◆ What you are asked to do
Copy out all of the lines below word for word, keeping every character, number and space the same.

◆ Dataset content
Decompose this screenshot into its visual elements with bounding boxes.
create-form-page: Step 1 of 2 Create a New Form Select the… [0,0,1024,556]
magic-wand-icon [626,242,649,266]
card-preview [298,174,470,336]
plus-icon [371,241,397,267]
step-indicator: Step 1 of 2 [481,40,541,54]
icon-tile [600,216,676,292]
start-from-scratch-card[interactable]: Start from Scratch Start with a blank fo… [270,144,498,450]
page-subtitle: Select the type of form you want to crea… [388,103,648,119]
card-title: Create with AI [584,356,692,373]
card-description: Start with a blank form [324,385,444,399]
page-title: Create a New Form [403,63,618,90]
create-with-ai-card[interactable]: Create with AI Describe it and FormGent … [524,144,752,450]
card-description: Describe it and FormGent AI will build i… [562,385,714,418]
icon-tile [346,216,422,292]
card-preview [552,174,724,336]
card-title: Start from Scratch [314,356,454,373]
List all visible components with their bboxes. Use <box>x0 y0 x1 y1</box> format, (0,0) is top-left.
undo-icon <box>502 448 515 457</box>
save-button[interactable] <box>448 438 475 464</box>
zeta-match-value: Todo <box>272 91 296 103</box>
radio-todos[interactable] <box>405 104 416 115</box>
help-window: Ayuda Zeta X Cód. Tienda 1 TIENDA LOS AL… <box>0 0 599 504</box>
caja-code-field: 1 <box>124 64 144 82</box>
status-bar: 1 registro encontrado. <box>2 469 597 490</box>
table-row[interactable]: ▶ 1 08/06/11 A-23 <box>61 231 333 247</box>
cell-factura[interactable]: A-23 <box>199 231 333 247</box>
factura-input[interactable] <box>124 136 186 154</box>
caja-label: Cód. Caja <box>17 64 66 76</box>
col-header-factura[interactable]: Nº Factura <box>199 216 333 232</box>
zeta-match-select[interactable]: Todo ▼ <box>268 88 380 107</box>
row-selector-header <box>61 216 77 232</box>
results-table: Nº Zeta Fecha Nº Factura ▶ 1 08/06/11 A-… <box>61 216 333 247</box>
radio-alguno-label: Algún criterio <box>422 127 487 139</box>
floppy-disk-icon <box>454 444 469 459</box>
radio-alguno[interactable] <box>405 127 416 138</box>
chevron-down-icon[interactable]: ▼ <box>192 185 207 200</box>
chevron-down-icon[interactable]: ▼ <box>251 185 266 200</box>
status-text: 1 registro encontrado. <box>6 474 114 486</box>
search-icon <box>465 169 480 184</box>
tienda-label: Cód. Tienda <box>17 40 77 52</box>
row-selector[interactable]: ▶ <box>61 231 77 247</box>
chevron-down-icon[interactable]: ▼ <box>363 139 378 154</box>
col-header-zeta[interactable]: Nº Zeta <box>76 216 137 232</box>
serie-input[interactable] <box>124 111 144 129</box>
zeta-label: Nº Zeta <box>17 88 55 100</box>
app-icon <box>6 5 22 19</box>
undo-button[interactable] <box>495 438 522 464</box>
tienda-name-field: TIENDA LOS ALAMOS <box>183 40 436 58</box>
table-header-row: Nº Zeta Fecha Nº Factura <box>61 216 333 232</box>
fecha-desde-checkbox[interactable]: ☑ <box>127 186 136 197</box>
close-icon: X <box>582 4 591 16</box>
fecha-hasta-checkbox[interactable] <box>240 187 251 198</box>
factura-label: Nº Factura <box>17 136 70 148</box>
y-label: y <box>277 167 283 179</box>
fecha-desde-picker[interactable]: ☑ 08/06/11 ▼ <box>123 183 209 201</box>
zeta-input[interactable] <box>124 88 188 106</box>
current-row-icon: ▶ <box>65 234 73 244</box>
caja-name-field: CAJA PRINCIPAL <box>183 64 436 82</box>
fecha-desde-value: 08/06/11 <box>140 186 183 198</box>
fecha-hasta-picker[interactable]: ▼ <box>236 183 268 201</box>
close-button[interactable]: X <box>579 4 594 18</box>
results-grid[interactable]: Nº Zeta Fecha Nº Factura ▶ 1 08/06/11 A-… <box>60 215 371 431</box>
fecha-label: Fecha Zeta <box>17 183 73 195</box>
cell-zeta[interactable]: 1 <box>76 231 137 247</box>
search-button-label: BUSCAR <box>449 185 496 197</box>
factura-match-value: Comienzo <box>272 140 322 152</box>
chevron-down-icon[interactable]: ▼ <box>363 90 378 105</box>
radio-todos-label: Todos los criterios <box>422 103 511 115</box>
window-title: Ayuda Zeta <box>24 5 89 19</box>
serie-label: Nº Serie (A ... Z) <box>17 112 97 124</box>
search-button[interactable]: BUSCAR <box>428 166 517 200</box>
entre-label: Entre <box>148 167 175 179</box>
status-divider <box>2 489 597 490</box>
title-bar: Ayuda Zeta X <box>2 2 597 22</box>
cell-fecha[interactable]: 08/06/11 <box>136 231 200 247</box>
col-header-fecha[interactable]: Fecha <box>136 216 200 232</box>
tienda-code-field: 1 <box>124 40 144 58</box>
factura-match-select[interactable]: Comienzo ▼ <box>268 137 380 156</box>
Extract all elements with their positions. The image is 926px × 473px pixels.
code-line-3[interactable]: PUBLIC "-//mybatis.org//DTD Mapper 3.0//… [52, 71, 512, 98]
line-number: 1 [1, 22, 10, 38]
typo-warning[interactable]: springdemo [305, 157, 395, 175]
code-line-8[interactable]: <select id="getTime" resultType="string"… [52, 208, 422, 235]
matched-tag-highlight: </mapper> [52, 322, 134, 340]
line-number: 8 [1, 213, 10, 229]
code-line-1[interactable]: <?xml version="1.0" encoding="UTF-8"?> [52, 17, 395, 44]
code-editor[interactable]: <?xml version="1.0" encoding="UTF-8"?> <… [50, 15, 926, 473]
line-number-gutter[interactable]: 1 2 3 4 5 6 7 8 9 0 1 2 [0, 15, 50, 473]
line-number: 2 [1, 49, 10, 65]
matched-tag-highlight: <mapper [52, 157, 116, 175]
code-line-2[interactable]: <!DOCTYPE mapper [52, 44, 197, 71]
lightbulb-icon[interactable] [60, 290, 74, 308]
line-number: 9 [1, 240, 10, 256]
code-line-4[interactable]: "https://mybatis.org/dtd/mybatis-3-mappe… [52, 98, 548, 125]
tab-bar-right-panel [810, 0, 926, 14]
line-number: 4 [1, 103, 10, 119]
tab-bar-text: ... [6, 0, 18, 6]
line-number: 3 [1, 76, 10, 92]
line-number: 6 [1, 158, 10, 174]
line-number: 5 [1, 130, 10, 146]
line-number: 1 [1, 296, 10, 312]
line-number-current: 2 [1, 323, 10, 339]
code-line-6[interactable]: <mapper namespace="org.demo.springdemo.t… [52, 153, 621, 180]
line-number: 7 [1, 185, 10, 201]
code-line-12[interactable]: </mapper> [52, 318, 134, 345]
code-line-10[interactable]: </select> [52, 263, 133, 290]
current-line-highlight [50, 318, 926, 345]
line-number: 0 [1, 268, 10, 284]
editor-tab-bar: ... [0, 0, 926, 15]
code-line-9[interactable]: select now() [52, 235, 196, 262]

◆ Answer in full
Decompose this screenshot into its visual elements with bounding boxes.
create-form-page: Step 1 of 2 Create a New Form Select the… [0,0,1024,556]
magic-wand-icon [626,242,649,266]
card-preview [298,174,470,336]
plus-icon [371,241,397,267]
step-indicator: Step 1 of 2 [481,40,541,54]
icon-tile [600,216,676,292]
start-from-scratch-card[interactable]: Start from Scratch Start with a blank fo… [270,144,498,450]
page-subtitle: Select the type of form you want to crea… [388,103,648,119]
card-title: Create with AI [584,356,692,373]
card-description: Start with a blank form [324,385,444,399]
page-title: Create a New Form [403,63,618,90]
create-with-ai-card[interactable]: Create with AI Describe it and FormGent … [524,144,752,450]
card-description: Describe it and FormGent AI will build i… [562,385,714,418]
icon-tile [346,216,422,292]
card-preview [552,174,724,336]
card-title: Start from Scratch [314,356,454,373]
List all visible components with their bboxes. Use <box>x0 y0 x1 y1</box> format, (0,0) is top-left.
undo-icon <box>502 448 515 457</box>
save-button[interactable] <box>448 438 475 464</box>
zeta-match-value: Todo <box>272 91 296 103</box>
radio-todos[interactable] <box>405 104 416 115</box>
help-window: Ayuda Zeta X Cód. Tienda 1 TIENDA LOS AL… <box>0 0 599 504</box>
caja-code-field: 1 <box>124 64 144 82</box>
status-bar: 1 registro encontrado. <box>2 469 597 490</box>
table-row[interactable]: ▶ 1 08/06/11 A-23 <box>61 231 333 247</box>
cell-factura[interactable]: A-23 <box>199 231 333 247</box>
factura-input[interactable] <box>124 136 186 154</box>
caja-label: Cód. Caja <box>17 64 66 76</box>
col-header-factura[interactable]: Nº Factura <box>199 216 333 232</box>
zeta-match-select[interactable]: Todo ▼ <box>268 88 380 107</box>
row-selector-header <box>61 216 77 232</box>
results-table: Nº Zeta Fecha Nº Factura ▶ 1 08/06/11 A-… <box>61 216 333 247</box>
radio-alguno-label: Algún criterio <box>422 127 487 139</box>
floppy-disk-icon <box>454 444 469 459</box>
radio-alguno[interactable] <box>405 127 416 138</box>
chevron-down-icon[interactable]: ▼ <box>192 185 207 200</box>
chevron-down-icon[interactable]: ▼ <box>251 185 266 200</box>
status-text: 1 registro encontrado. <box>6 474 114 486</box>
search-icon <box>465 169 480 184</box>
tienda-label: Cód. Tienda <box>17 40 77 52</box>
row-selector[interactable]: ▶ <box>61 231 77 247</box>
chevron-down-icon[interactable]: ▼ <box>363 139 378 154</box>
col-header-zeta[interactable]: Nº Zeta <box>76 216 137 232</box>
serie-input[interactable] <box>124 111 144 129</box>
zeta-label: Nº Zeta <box>17 88 55 100</box>
app-icon <box>6 5 22 19</box>
undo-button[interactable] <box>495 438 522 464</box>
tienda-name-field: TIENDA LOS ALAMOS <box>183 40 436 58</box>
table-header-row: Nº Zeta Fecha Nº Factura <box>61 216 333 232</box>
fecha-desde-checkbox[interactable]: ☑ <box>127 186 136 197</box>
close-icon: X <box>582 4 591 16</box>
fecha-hasta-checkbox[interactable] <box>240 187 251 198</box>
factura-label: Nº Factura <box>17 136 70 148</box>
y-label: y <box>277 167 283 179</box>
fecha-desde-picker[interactable]: ☑ 08/06/11 ▼ <box>123 183 209 201</box>
zeta-input[interactable] <box>124 88 188 106</box>
current-row-icon: ▶ <box>65 234 73 244</box>
caja-name-field: CAJA PRINCIPAL <box>183 64 436 82</box>
fecha-desde-value: 08/06/11 <box>140 186 183 198</box>
fecha-hasta-picker[interactable]: ▼ <box>236 183 268 201</box>
close-button[interactable]: X <box>579 4 594 18</box>
results-grid[interactable]: Nº Zeta Fecha Nº Factura ▶ 1 08/06/11 A-… <box>60 215 371 431</box>
fecha-label: Fecha Zeta <box>17 183 73 195</box>
cell-zeta[interactable]: 1 <box>76 231 137 247</box>
search-button-label: BUSCAR <box>449 185 496 197</box>
factura-match-value: Comienzo <box>272 140 322 152</box>
chevron-down-icon[interactable]: ▼ <box>363 90 378 105</box>
radio-todos-label: Todos los criterios <box>422 103 511 115</box>
window-title: Ayuda Zeta <box>24 5 89 19</box>
serie-label: Nº Serie (A ... Z) <box>17 112 97 124</box>
search-button[interactable]: BUSCAR <box>428 166 517 200</box>
entre-label: Entre <box>148 167 175 179</box>
status-divider <box>2 489 597 490</box>
title-bar: Ayuda Zeta X <box>2 2 597 22</box>
cell-fecha[interactable]: 08/06/11 <box>136 231 200 247</box>
col-header-fecha[interactable]: Fecha <box>136 216 200 232</box>
tienda-code-field: 1 <box>124 40 144 58</box>
factura-match-select[interactable]: Comienzo ▼ <box>268 137 380 156</box>
Extract all elements with their positions. The image is 926px × 473px pixels.
code-line-3[interactable]: PUBLIC "-//mybatis.org//DTD Mapper 3.0//… [52, 71, 512, 98]
line-number: 1 [1, 22, 10, 38]
typo-warning[interactable]: springdemo [305, 157, 395, 175]
code-line-8[interactable]: <select id="getTime" resultType="string"… [52, 208, 422, 235]
matched-tag-highlight: </mapper> [52, 322, 134, 340]
line-number: 8 [1, 213, 10, 229]
code-line-1[interactable]: <?xml version="1.0" encoding="UTF-8"?> [52, 17, 395, 44]
code-editor[interactable]: <?xml version="1.0" encoding="UTF-8"?> <… [50, 15, 926, 473]
line-number-gutter[interactable]: 1 2 3 4 5 6 7 8 9 0 1 2 [0, 15, 50, 473]
line-number: 2 [1, 49, 10, 65]
matched-tag-highlight: <mapper [52, 157, 116, 175]
code-line-2[interactable]: <!DOCTYPE mapper [52, 44, 197, 71]
lightbulb-icon[interactable] [60, 290, 74, 308]
line-number: 9 [1, 240, 10, 256]
code-line-4[interactable]: "https://mybatis.org/dtd/mybatis-3-mappe… [52, 98, 548, 125]
tab-bar-right-panel [810, 0, 926, 14]
line-number: 4 [1, 103, 10, 119]
tab-bar-text: ... [6, 0, 18, 6]
line-number: 3 [1, 76, 10, 92]
line-number: 6 [1, 158, 10, 174]
line-number: 5 [1, 130, 10, 146]
line-number: 1 [1, 296, 10, 312]
line-number-current: 2 [1, 323, 10, 339]
code-line-6[interactable]: <mapper namespace="org.demo.springdemo.t… [52, 153, 621, 180]
line-number: 7 [1, 185, 10, 201]
code-line-12[interactable]: </mapper> [52, 318, 134, 345]
code-line-10[interactable]: </select> [52, 263, 133, 290]
current-line-highlight [50, 318, 926, 345]
line-number: 0 [1, 268, 10, 284]
editor-tab-bar: ... [0, 0, 926, 15]
code-line-9[interactable]: select now() [52, 235, 196, 262]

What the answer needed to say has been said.